## WRITTEN REQUEST
Retype every line of the data below without changing a single character.

[Listings of elements and their boxes]
※

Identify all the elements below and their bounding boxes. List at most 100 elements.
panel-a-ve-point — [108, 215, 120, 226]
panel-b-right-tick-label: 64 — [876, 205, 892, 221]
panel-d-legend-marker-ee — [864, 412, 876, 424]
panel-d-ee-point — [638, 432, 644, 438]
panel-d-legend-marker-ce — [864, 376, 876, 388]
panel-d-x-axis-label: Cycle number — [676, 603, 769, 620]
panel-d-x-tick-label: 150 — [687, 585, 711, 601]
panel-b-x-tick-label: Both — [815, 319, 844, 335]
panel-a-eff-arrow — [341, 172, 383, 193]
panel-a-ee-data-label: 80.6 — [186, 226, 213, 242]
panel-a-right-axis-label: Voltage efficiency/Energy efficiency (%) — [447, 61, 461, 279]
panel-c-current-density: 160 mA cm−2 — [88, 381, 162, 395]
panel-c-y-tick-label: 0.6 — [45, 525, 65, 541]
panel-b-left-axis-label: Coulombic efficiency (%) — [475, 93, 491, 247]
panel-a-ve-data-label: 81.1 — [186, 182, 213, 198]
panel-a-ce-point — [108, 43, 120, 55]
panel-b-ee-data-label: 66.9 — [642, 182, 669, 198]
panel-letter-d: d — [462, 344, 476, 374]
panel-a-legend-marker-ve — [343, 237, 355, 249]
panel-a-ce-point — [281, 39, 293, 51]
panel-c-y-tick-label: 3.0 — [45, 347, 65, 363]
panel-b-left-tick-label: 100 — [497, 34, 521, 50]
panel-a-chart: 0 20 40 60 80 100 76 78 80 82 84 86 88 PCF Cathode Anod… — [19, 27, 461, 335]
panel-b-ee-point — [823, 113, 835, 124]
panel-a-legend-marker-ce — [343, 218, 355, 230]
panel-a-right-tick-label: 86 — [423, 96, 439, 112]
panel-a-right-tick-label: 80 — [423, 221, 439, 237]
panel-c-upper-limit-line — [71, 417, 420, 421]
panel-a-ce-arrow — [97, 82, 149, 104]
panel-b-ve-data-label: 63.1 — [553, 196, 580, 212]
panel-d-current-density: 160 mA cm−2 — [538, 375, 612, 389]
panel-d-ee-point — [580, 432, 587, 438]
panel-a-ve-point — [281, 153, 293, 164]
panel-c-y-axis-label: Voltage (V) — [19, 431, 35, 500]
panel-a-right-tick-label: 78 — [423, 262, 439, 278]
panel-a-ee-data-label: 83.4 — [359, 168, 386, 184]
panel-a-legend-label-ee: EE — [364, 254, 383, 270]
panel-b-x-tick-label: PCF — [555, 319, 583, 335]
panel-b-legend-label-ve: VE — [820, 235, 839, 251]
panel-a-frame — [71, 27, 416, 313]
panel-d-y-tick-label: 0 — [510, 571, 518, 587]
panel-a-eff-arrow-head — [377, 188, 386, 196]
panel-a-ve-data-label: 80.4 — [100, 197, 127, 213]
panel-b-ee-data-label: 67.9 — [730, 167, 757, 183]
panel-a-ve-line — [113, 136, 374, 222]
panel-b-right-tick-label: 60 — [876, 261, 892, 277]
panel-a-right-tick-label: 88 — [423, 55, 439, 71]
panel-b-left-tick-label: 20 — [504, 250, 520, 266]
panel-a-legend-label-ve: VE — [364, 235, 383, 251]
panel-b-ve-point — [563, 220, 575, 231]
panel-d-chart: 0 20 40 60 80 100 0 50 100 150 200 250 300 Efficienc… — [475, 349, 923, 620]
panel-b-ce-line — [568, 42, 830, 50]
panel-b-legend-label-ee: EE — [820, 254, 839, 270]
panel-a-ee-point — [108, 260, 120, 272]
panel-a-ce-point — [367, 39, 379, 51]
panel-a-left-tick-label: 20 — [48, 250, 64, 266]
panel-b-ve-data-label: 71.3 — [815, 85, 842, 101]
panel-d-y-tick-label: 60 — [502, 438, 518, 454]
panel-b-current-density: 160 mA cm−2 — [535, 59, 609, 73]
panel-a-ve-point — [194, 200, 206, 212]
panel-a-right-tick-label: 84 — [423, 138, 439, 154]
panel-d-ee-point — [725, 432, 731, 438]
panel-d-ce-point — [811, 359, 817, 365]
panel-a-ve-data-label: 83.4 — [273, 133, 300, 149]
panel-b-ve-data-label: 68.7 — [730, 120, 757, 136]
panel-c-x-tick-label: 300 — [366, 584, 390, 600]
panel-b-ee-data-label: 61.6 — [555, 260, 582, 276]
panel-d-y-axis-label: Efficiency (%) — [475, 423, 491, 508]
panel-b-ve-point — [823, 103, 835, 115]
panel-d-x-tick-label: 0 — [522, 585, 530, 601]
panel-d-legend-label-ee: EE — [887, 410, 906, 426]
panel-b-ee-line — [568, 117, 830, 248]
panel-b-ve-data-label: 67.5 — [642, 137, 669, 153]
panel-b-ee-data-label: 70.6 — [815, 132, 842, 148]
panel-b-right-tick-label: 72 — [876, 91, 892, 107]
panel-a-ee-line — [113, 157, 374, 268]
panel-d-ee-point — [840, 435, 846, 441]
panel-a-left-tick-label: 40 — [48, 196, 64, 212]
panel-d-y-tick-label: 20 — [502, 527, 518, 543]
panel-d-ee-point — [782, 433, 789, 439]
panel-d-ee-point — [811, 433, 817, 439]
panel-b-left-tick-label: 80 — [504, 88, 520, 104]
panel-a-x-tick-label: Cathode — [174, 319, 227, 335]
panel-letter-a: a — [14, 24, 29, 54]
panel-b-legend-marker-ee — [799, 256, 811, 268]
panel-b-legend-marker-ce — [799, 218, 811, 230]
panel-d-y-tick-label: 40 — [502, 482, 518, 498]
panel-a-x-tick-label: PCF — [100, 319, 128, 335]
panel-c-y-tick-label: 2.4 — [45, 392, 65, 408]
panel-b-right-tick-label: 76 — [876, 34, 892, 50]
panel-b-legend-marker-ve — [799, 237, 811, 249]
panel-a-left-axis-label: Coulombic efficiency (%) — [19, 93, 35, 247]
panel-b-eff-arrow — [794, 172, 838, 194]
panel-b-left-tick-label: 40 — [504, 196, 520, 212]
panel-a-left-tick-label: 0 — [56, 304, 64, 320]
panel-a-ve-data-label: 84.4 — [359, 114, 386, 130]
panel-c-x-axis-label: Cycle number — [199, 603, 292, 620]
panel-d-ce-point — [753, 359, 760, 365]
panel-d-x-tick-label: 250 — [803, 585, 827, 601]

※

## REPLY
Identify all the elements below and their bounding boxes. List at most 100 elements.
panel-a-ve-point — [108, 215, 120, 226]
panel-b-right-tick-label: 64 — [876, 205, 892, 221]
panel-d-legend-marker-ee — [864, 412, 876, 424]
panel-d-ee-point — [638, 432, 644, 438]
panel-d-legend-marker-ce — [864, 376, 876, 388]
panel-d-x-axis-label: Cycle number — [676, 603, 769, 620]
panel-d-x-tick-label: 150 — [687, 585, 711, 601]
panel-b-x-tick-label: Both — [815, 319, 844, 335]
panel-a-eff-arrow — [341, 172, 383, 193]
panel-a-ee-data-label: 80.6 — [186, 226, 213, 242]
panel-a-right-axis-label: Voltage efficiency/Energy efficiency (%) — [447, 61, 461, 279]
panel-c-current-density: 160 mA cm−2 — [88, 381, 162, 395]
panel-c-y-tick-label: 0.6 — [45, 525, 65, 541]
panel-b-left-axis-label: Coulombic efficiency (%) — [475, 93, 491, 247]
panel-a-ve-data-label: 81.1 — [186, 182, 213, 198]
panel-a-ce-point — [108, 43, 120, 55]
panel-b-ee-data-label: 66.9 — [642, 182, 669, 198]
panel-letter-d: d — [462, 344, 476, 374]
panel-a-legend-marker-ve — [343, 237, 355, 249]
panel-a-ce-point — [281, 39, 293, 51]
panel-c-y-tick-label: 3.0 — [45, 347, 65, 363]
panel-b-left-tick-label: 100 — [497, 34, 521, 50]
panel-a-chart: 0 20 40 60 80 100 76 78 80 82 84 86 88 PCF Cathode Anod… — [19, 27, 461, 335]
panel-b-ee-point — [823, 113, 835, 124]
panel-a-legend-marker-ce — [343, 218, 355, 230]
panel-a-right-tick-label: 86 — [423, 96, 439, 112]
panel-a-right-tick-label: 80 — [423, 221, 439, 237]
panel-c-upper-limit-line — [71, 417, 420, 421]
panel-a-ce-arrow — [97, 82, 149, 104]
panel-b-ve-data-label: 63.1 — [553, 196, 580, 212]
panel-d-current-density: 160 mA cm−2 — [538, 375, 612, 389]
panel-d-ee-point — [580, 432, 587, 438]
panel-a-ve-point — [281, 153, 293, 164]
panel-c-y-axis-label: Voltage (V) — [19, 431, 35, 500]
panel-a-right-tick-label: 78 — [423, 262, 439, 278]
panel-a-ee-data-label: 83.4 — [359, 168, 386, 184]
panel-a-legend-label-ee: EE — [364, 254, 383, 270]
panel-b-x-tick-label: PCF — [555, 319, 583, 335]
panel-b-legend-label-ve: VE — [820, 235, 839, 251]
panel-a-frame — [71, 27, 416, 313]
panel-d-y-tick-label: 0 — [510, 571, 518, 587]
panel-a-eff-arrow-head — [377, 188, 386, 196]
panel-a-ve-data-label: 80.4 — [100, 197, 127, 213]
panel-b-ee-data-label: 67.9 — [730, 167, 757, 183]
panel-a-ve-line — [113, 136, 374, 222]
panel-b-right-tick-label: 60 — [876, 261, 892, 277]
panel-a-right-tick-label: 88 — [423, 55, 439, 71]
panel-b-left-tick-label: 20 — [504, 250, 520, 266]
panel-a-legend-label-ve: VE — [364, 235, 383, 251]
panel-b-ve-point — [563, 220, 575, 231]
panel-d-chart: 0 20 40 60 80 100 0 50 100 150 200 250 300 Efficienc… — [475, 349, 923, 620]
panel-b-ce-line — [568, 42, 830, 50]
panel-b-legend-label-ee: EE — [820, 254, 839, 270]
panel-a-ee-point — [108, 260, 120, 272]
panel-a-ce-point — [367, 39, 379, 51]
panel-a-left-tick-label: 20 — [48, 250, 64, 266]
panel-b-ve-data-label: 71.3 — [815, 85, 842, 101]
panel-d-y-tick-label: 60 — [502, 438, 518, 454]
panel-b-current-density: 160 mA cm−2 — [535, 59, 609, 73]
panel-a-ve-point — [194, 200, 206, 212]
panel-a-right-tick-label: 84 — [423, 138, 439, 154]
panel-d-ee-point — [725, 432, 731, 438]
panel-d-ce-point — [811, 359, 817, 365]
panel-a-ve-data-label: 83.4 — [273, 133, 300, 149]
panel-b-ve-data-label: 68.7 — [730, 120, 757, 136]
panel-c-x-tick-label: 300 — [366, 584, 390, 600]
panel-b-ee-data-label: 61.6 — [555, 260, 582, 276]
panel-d-y-axis-label: Efficiency (%) — [475, 423, 491, 508]
panel-b-ve-point — [823, 103, 835, 115]
panel-d-x-tick-label: 0 — [522, 585, 530, 601]
panel-d-legend-label-ee: EE — [887, 410, 906, 426]
panel-b-ee-line — [568, 117, 830, 248]
panel-b-ve-data-label: 67.5 — [642, 137, 669, 153]
panel-b-ee-data-label: 70.6 — [815, 132, 842, 148]
panel-b-right-tick-label: 72 — [876, 91, 892, 107]
panel-a-ee-line — [113, 157, 374, 268]
panel-d-ee-point — [840, 435, 846, 441]
panel-a-left-tick-label: 40 — [48, 196, 64, 212]
panel-d-y-tick-label: 20 — [502, 527, 518, 543]
panel-d-ee-point — [782, 433, 789, 439]
panel-d-ee-point — [811, 433, 817, 439]
panel-b-left-tick-label: 80 — [504, 88, 520, 104]
panel-a-x-tick-label: Cathode — [174, 319, 227, 335]
panel-letter-a: a — [14, 24, 29, 54]
panel-b-legend-marker-ee — [799, 256, 811, 268]
panel-b-legend-marker-ce — [799, 218, 811, 230]
panel-d-y-tick-label: 40 — [502, 482, 518, 498]
panel-a-x-tick-label: PCF — [100, 319, 128, 335]
panel-c-y-tick-label: 2.4 — [45, 392, 65, 408]
panel-b-right-tick-label: 76 — [876, 34, 892, 50]
panel-b-legend-marker-ve — [799, 237, 811, 249]
panel-a-left-axis-label: Coulombic efficiency (%) — [19, 93, 35, 247]
panel-b-eff-arrow — [794, 172, 838, 194]
panel-b-left-tick-label: 40 — [504, 196, 520, 212]
panel-a-left-tick-label: 0 — [56, 304, 64, 320]
panel-a-ve-data-label: 84.4 — [359, 114, 386, 130]
panel-c-x-axis-label: Cycle number — [199, 603, 292, 620]
panel-d-ce-point — [753, 359, 760, 365]
panel-d-x-tick-label: 250 — [803, 585, 827, 601]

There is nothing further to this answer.